-- START --
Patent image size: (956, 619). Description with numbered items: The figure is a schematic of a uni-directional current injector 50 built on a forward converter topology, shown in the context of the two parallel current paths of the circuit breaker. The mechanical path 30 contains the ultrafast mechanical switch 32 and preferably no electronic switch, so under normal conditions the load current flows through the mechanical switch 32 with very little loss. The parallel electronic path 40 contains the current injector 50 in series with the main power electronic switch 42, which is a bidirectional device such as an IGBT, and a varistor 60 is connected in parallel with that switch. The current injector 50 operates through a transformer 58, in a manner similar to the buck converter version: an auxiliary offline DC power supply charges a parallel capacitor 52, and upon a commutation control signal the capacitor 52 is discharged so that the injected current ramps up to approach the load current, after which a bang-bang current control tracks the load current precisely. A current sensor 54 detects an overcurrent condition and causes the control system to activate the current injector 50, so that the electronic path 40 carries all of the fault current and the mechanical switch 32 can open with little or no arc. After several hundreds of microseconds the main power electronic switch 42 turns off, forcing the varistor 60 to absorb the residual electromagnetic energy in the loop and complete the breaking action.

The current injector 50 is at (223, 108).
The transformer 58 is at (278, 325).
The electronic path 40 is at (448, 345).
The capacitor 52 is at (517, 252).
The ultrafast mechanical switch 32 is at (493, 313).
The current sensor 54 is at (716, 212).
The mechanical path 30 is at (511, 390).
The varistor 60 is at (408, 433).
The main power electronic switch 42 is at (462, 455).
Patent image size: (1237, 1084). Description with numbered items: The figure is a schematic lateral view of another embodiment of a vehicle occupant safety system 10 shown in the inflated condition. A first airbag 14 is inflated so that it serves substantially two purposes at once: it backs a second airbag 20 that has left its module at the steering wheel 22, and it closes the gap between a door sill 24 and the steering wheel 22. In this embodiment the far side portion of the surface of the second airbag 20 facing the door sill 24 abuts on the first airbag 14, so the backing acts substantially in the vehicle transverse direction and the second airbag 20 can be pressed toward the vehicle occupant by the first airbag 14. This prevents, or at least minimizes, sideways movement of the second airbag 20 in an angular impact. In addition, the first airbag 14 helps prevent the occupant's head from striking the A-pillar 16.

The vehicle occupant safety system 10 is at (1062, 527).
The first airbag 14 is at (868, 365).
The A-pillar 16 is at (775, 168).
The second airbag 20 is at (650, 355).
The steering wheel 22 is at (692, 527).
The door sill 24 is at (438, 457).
-- END --
● **Your objective**
Find each line in the records above that contains the string "sill", matching case, and copy those lines.

● **Exercise answer**
Patent image size: (1237, 1084). Description with numbered items: The figure is a schematic lateral view of another embodiment of a vehicle occupant safety system 10 shown in the inflated condition. A first airbag 14 is inflated so that it serves substantially two purposes at once: it backs a second airbag 20 that has left its module at the steering wheel 22, and it closes the gap between a door sill 24 and the steering wheel 22. In this embodiment the far side portion of the surface of the second airbag 20 facing the door sill 24 abuts on the first airbag 14, so the backing acts substantially in the vehicle transverse direction and the second airbag 20 can be pressed toward the vehicle occupant by the first airbag 14. This prevents, or at least minimizes, sideways movement of the second airbag 20 in an angular impact. In addition, the first airbag 14 helps prevent the occupant's head from striking the A-pillar 16.
The door sill 24 is at (438, 457).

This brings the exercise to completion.